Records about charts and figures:
---
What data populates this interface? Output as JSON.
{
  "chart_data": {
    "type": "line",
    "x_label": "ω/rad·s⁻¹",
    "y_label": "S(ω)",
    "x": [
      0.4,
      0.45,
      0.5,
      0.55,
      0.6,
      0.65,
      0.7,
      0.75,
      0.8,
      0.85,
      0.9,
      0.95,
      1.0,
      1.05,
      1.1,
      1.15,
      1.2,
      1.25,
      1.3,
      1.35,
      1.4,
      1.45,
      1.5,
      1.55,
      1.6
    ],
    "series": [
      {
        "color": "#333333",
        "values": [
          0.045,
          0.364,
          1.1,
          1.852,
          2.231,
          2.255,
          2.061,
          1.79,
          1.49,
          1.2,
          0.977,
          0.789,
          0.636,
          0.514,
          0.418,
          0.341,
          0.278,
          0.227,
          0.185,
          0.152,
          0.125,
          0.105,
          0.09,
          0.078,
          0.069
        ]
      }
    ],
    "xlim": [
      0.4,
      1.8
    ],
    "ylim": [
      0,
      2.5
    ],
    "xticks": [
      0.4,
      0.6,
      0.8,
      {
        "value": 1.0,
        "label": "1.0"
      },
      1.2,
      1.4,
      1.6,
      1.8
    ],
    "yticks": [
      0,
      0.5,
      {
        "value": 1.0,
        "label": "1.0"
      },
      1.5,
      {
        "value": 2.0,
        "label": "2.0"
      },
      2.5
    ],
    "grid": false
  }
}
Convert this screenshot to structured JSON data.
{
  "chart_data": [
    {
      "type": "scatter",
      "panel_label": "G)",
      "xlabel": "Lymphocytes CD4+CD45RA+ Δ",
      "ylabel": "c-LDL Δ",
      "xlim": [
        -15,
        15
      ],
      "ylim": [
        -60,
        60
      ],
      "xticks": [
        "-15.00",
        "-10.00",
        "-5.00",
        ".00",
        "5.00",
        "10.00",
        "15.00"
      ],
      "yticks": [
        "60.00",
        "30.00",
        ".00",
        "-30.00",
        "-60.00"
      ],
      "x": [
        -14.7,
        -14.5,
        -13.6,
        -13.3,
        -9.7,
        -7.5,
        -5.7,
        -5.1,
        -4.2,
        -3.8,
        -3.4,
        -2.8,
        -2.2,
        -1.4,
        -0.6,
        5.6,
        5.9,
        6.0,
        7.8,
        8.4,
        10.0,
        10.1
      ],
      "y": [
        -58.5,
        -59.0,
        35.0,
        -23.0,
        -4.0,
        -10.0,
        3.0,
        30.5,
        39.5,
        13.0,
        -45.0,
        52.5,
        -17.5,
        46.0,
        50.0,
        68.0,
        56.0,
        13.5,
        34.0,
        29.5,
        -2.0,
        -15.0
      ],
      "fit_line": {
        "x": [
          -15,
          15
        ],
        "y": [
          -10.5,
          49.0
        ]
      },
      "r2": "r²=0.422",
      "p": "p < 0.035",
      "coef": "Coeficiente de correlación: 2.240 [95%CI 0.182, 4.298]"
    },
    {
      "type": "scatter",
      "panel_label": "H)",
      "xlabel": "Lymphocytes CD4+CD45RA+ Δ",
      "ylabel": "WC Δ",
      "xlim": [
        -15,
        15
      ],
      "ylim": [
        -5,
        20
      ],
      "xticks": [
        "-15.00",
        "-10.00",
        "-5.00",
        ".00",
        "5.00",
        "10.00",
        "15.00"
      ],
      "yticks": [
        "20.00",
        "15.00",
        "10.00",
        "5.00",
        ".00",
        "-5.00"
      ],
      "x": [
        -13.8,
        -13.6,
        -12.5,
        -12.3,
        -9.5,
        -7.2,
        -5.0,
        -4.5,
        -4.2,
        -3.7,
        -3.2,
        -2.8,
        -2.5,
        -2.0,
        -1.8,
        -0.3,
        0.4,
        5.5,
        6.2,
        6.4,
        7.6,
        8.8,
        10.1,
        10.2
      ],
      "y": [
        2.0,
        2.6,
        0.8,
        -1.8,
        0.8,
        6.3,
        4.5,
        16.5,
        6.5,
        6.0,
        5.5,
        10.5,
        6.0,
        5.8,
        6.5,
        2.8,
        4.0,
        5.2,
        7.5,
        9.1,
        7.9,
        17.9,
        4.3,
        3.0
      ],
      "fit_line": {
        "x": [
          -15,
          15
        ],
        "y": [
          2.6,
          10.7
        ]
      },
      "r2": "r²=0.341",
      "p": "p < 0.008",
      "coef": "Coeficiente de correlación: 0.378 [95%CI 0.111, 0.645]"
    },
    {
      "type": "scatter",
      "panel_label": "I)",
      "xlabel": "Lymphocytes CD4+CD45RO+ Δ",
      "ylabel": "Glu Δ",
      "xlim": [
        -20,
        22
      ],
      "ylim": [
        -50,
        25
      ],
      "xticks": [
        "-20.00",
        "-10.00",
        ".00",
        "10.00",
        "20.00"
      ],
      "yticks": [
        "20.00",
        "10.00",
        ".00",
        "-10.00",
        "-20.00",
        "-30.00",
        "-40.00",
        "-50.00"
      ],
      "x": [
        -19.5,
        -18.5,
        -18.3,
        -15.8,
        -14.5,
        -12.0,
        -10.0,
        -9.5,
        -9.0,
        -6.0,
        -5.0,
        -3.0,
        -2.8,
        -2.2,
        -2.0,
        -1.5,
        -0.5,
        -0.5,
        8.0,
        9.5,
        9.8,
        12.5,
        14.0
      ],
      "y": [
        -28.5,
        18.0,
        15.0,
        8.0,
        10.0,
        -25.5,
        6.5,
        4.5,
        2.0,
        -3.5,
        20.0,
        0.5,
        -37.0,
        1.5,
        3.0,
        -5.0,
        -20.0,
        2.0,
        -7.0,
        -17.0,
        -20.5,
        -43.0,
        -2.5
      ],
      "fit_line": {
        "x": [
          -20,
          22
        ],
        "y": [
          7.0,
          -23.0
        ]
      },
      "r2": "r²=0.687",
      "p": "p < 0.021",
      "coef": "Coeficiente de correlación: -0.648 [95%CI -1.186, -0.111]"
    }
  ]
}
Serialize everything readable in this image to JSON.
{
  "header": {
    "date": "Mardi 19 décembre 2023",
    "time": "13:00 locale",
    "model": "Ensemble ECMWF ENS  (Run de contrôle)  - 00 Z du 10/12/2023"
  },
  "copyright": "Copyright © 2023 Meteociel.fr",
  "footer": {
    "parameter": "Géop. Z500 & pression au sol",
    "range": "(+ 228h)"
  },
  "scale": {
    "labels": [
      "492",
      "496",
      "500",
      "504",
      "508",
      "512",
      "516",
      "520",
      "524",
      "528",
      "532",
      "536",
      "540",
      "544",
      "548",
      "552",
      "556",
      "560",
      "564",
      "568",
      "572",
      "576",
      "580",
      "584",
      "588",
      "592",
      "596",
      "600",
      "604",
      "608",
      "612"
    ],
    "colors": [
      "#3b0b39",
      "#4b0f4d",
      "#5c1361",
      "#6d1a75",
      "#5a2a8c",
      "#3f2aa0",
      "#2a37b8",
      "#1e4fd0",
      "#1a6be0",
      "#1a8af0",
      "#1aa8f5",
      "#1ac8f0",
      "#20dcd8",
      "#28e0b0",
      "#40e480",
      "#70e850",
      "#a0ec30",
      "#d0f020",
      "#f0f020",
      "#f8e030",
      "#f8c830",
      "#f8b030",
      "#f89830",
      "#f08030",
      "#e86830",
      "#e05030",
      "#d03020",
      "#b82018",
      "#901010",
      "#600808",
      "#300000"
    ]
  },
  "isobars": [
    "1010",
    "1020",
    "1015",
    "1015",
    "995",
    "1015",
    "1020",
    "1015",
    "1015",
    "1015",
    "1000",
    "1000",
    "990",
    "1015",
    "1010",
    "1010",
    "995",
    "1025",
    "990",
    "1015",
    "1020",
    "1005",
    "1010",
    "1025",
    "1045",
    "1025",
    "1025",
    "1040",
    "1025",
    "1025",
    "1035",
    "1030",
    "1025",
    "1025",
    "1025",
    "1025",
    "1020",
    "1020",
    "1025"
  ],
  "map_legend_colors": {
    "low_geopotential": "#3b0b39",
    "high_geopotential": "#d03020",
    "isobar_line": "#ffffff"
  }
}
---
### EXERCISE
List every line above that holds the word "JSON".

### OUTPUT
What data populates this interface? Output as JSON.
Convert this screenshot to structured JSON data.
Serialize everything readable in this image to JSON.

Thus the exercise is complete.